#### Dataset content

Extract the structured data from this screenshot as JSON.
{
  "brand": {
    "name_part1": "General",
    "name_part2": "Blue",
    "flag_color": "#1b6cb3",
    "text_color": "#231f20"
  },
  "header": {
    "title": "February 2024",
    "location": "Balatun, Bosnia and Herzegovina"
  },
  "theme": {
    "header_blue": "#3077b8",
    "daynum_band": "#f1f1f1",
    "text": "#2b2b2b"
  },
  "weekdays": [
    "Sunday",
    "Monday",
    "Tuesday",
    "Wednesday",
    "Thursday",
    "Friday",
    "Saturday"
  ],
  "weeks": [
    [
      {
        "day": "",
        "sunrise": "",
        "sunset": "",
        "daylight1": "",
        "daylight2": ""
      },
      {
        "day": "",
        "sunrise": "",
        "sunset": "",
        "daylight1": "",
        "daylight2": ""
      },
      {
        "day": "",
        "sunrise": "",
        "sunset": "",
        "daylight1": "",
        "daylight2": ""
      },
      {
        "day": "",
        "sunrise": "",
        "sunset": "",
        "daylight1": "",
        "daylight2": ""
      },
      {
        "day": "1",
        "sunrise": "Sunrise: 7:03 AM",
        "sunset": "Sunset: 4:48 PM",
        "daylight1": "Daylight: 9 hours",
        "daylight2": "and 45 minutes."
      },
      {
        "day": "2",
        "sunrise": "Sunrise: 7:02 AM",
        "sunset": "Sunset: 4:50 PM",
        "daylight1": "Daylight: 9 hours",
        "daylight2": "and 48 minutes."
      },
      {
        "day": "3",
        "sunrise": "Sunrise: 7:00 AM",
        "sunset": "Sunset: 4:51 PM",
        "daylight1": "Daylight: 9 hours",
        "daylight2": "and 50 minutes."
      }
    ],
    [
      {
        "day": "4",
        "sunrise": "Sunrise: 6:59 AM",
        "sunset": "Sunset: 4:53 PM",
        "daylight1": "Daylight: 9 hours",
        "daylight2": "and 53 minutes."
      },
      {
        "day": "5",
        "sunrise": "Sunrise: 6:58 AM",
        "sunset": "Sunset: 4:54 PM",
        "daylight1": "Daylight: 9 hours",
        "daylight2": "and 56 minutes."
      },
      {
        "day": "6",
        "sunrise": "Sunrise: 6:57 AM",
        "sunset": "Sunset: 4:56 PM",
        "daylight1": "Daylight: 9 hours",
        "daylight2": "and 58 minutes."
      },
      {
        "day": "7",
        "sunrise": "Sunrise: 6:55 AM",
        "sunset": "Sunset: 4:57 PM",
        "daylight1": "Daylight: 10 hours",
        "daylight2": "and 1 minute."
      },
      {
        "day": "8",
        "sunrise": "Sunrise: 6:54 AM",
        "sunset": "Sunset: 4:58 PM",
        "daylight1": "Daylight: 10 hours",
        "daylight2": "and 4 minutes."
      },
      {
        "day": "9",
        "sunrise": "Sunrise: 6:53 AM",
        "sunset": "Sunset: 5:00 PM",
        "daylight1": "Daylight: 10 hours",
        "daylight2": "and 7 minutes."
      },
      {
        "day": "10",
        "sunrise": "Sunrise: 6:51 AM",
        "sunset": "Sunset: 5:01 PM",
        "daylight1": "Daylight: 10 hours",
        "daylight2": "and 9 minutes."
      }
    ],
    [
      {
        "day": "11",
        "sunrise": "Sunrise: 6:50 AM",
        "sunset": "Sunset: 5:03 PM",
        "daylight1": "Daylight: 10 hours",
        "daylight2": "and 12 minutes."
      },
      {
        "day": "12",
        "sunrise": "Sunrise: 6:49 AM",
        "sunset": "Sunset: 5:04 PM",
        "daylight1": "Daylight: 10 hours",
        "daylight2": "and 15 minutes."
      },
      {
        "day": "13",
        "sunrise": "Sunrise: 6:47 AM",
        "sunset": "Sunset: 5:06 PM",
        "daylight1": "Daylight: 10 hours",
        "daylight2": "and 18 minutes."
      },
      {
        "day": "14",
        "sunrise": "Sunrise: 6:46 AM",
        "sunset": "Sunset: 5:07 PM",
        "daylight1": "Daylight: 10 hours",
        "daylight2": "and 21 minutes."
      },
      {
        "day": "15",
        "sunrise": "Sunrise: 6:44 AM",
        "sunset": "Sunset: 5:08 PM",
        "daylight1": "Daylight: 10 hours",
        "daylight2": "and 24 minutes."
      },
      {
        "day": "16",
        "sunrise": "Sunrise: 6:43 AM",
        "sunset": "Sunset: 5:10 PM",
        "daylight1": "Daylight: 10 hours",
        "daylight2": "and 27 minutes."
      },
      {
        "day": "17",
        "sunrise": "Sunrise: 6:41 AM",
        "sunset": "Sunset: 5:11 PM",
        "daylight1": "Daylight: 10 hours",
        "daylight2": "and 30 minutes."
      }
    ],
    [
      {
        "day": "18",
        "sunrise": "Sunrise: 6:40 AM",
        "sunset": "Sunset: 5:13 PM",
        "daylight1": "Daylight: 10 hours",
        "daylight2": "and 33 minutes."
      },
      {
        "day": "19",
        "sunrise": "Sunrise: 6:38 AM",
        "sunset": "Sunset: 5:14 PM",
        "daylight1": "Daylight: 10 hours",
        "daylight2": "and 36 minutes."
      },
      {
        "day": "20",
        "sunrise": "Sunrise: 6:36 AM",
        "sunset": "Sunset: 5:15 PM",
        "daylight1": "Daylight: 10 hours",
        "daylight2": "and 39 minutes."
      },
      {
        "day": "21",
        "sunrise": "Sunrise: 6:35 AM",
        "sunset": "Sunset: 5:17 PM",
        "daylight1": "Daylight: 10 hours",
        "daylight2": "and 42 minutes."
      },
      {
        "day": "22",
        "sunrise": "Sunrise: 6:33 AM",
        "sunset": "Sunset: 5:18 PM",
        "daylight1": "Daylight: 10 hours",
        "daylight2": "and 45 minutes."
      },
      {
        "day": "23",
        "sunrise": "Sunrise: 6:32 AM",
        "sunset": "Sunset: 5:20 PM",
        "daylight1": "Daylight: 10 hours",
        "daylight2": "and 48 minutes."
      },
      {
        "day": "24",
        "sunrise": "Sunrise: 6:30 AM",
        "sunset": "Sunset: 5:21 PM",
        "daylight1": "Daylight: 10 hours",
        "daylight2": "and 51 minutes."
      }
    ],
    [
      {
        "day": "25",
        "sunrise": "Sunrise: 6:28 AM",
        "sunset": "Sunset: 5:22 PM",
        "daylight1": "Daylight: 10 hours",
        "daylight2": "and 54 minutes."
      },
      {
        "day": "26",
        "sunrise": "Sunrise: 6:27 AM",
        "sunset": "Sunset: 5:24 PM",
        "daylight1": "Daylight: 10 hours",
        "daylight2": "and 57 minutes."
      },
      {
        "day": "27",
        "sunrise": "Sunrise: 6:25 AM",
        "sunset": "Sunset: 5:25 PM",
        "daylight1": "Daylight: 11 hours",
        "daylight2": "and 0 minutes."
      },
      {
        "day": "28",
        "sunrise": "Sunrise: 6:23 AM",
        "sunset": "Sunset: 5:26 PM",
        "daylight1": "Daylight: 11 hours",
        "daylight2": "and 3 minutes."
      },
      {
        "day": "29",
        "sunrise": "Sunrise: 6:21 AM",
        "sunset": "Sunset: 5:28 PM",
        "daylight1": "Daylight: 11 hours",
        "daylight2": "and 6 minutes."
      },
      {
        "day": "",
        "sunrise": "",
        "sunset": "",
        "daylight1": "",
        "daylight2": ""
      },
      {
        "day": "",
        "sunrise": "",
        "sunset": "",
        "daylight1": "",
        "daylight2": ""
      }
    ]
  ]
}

########

Aim of the exercise -
Every entry above should be retyped exactly as shown.

Output for this task -
Extract the structured data from this screenshot as JSON.
{
  "brand": {
    "name_part1": "General",
    "name_part2": "Blue",
    "flag_color": "#1b6cb3",
    "text_color": "#231f20"
  },
  "header": {
    "title": "February 2024",
    "location": "Balatun, Bosnia and Herzegovina"
  },
  "theme": {
    "header_blue": "#3077b8",
    "daynum_band": "#f1f1f1",
    "text": "#2b2b2b"
  },
  "weekdays": [
    "Sunday",
    "Monday",
    "Tuesday",
    "Wednesday",
    "Thursday",
    "Friday",
    "Saturday"
  ],
  "weeks": [
    [
      {
        "day": "",
        "sunrise": "",
        "sunset": "",
        "daylight1": "",
        "daylight2": ""
      },
      {
        "day": "",
        "sunrise": "",
        "sunset": "",
        "daylight1": "",
        "daylight2": ""
      },
      {
        "day": "",
        "sunrise": "",
        "sunset": "",
        "daylight1": "",
        "daylight2": ""
      },
      {
        "day": "",
        "sunrise": "",
        "sunset": "",
        "daylight1": "",
        "daylight2": ""
      },
      {
        "day": "1",
        "sunrise": "Sunrise: 7:03 AM",
        "sunset": "Sunset: 4:48 PM",
        "daylight1": "Daylight: 9 hours",
        "daylight2": "and 45 minutes."
      },
      {
        "day": "2",
        "sunrise": "Sunrise: 7:02 AM",
        "sunset": "Sunset: 4:50 PM",
        "daylight1": "Daylight: 9 hours",
        "daylight2": "and 48 minutes."
      },
      {
        "day": "3",
        "sunrise": "Sunrise: 7:00 AM",
        "sunset": "Sunset: 4:51 PM",
        "daylight1": "Daylight: 9 hours",
        "daylight2": "and 50 minutes."
      }
    ],
    [
      {
        "day": "4",
        "sunrise": "Sunrise: 6:59 AM",
        "sunset": "Sunset: 4:53 PM",
        "daylight1": "Daylight: 9 hours",
        "daylight2": "and 53 minutes."
      },
      {
        "day": "5",
        "sunrise": "Sunrise: 6:58 AM",
        "sunset": "Sunset: 4:54 PM",
        "daylight1": "Daylight: 9 hours",
        "daylight2": "and 56 minutes."
      },
      {
        "day": "6",
        "sunrise": "Sunrise: 6:57 AM",
        "sunset": "Sunset: 4:56 PM",
        "daylight1": "Daylight: 9 hours",
        "daylight2": "and 58 minutes."
      },
      {
        "day": "7",
        "sunrise": "Sunrise: 6:55 AM",
        "sunset": "Sunset: 4:57 PM",
        "daylight1": "Daylight: 10 hours",
        "daylight2": "and 1 minute."
      },
      {
        "day": "8",
        "sunrise": "Sunrise: 6:54 AM",
        "sunset": "Sunset: 4:58 PM",
        "daylight1": "Daylight: 10 hours",
        "daylight2": "and 4 minutes."
      },
      {
        "day": "9",
        "sunrise": "Sunrise: 6:53 AM",
        "sunset": "Sunset: 5:00 PM",
        "daylight1": "Daylight: 10 hours",
        "daylight2": "and 7 minutes."
      },
      {
        "day": "10",
        "sunrise": "Sunrise: 6:51 AM",
        "sunset": "Sunset: 5:01 PM",
        "daylight1": "Daylight: 10 hours",
        "daylight2": "and 9 minutes."
      }
    ],
    [
      {
        "day": "11",
        "sunrise": "Sunrise: 6:50 AM",
        "sunset": "Sunset: 5:03 PM",
        "daylight1": "Daylight: 10 hours",
        "daylight2": "and 12 minutes."
      },
      {
        "day": "12",
        "sunrise": "Sunrise: 6:49 AM",
        "sunset": "Sunset: 5:04 PM",
        "daylight1": "Daylight: 10 hours",
        "daylight2": "and 15 minutes."
      },
      {
        "day": "13",
        "sunrise": "Sunrise: 6:47 AM",
        "sunset": "Sunset: 5:06 PM",
        "daylight1": "Daylight: 10 hours",
        "daylight2": "and 18 minutes."
      },
      {
        "day": "14",
        "sunrise": "Sunrise: 6:46 AM",
        "sunset": "Sunset: 5:07 PM",
        "daylight1": "Daylight: 10 hours",
        "daylight2": "and 21 minutes."
      },
      {
        "day": "15",
        "sunrise": "Sunrise: 6:44 AM",
        "sunset": "Sunset: 5:08 PM",
        "daylight1": "Daylight: 10 hours",
        "daylight2": "and 24 minutes."
      },
      {
        "day": "16",
        "sunrise": "Sunrise: 6:43 AM",
        "sunset": "Sunset: 5:10 PM",
        "daylight1": "Daylight: 10 hours",
        "daylight2": "and 27 minutes."
      },
      {
        "day": "17",
        "sunrise": "Sunrise: 6:41 AM",
        "sunset": "Sunset: 5:11 PM",
        "daylight1": "Daylight: 10 hours",
        "daylight2": "and 30 minutes."
      }
    ],
    [
      {
        "day": "18",
        "sunrise": "Sunrise: 6:40 AM",
        "sunset": "Sunset: 5:13 PM",
        "daylight1": "Daylight: 10 hours",
        "daylight2": "and 33 minutes."
      },
      {
        "day": "19",
        "sunrise": "Sunrise: 6:38 AM",
        "sunset": "Sunset: 5:14 PM",
        "daylight1": "Daylight: 10 hours",
        "daylight2": "and 36 minutes."
      },
      {
        "day": "20",
        "sunrise": "Sunrise: 6:36 AM",
        "sunset": "Sunset: 5:15 PM",
        "daylight1": "Daylight: 10 hours",
        "daylight2": "and 39 minutes."
      },
      {
        "day": "21",
        "sunrise": "Sunrise: 6:35 AM",
        "sunset": "Sunset: 5:17 PM",
        "daylight1": "Daylight: 10 hours",
        "daylight2": "and 42 minutes."
      },
      {
        "day": "22",
        "sunrise": "Sunrise: 6:33 AM",
        "sunset": "Sunset: 5:18 PM",
        "daylight1": "Daylight: 10 hours",
        "daylight2": "and 45 minutes."
      },
      {
        "day": "23",
        "sunrise": "Sunrise: 6:32 AM",
        "sunset": "Sunset: 5:20 PM",
        "daylight1": "Daylight: 10 hours",
        "daylight2": "and 48 minutes."
      },
      {
        "day": "24",
        "sunrise": "Sunrise: 6:30 AM",
        "sunset": "Sunset: 5:21 PM",
        "daylight1": "Daylight: 10 hours",
        "daylight2": "and 51 minutes."
      }
    ],
    [
      {
        "day": "25",
        "sunrise": "Sunrise: 6:28 AM",
        "sunset": "Sunset: 5:22 PM",
        "daylight1": "Daylight: 10 hours",
        "daylight2": "and 54 minutes."
      },
      {
        "day": "26",
        "sunrise": "Sunrise: 6:27 AM",
        "sunset": "Sunset: 5:24 PM",
        "daylight1": "Daylight: 10 hours",
        "daylight2": "and 57 minutes."
      },
      {
        "day": "27",
        "sunrise": "Sunrise: 6:25 AM",
        "sunset": "Sunset: 5:25 PM",
        "daylight1": "Daylight: 11 hours",
        "daylight2": "and 0 minutes."
      },
      {
        "day": "28",
        "sunrise": "Sunrise: 6:23 AM",
        "sunset": "Sunset: 5:26 PM",
        "daylight1": "Daylight: 11 hours",
        "daylight2": "and 3 minutes."
      },
      {
        "day": "29",
        "sunrise": "Sunrise: 6:21 AM",
        "sunset": "Sunset: 5:28 PM",
        "daylight1": "Daylight: 11 hours",
        "daylight2": "and 6 minutes."
      },
      {
        "day": "",
        "sunrise": "",
        "sunset": "",
        "daylight1": "",
        "daylight2": ""
      },
      {
        "day": "",
        "sunrise": "",
        "sunset": "",
        "daylight1": "",
        "daylight2": ""
      }
    ]
  ]
}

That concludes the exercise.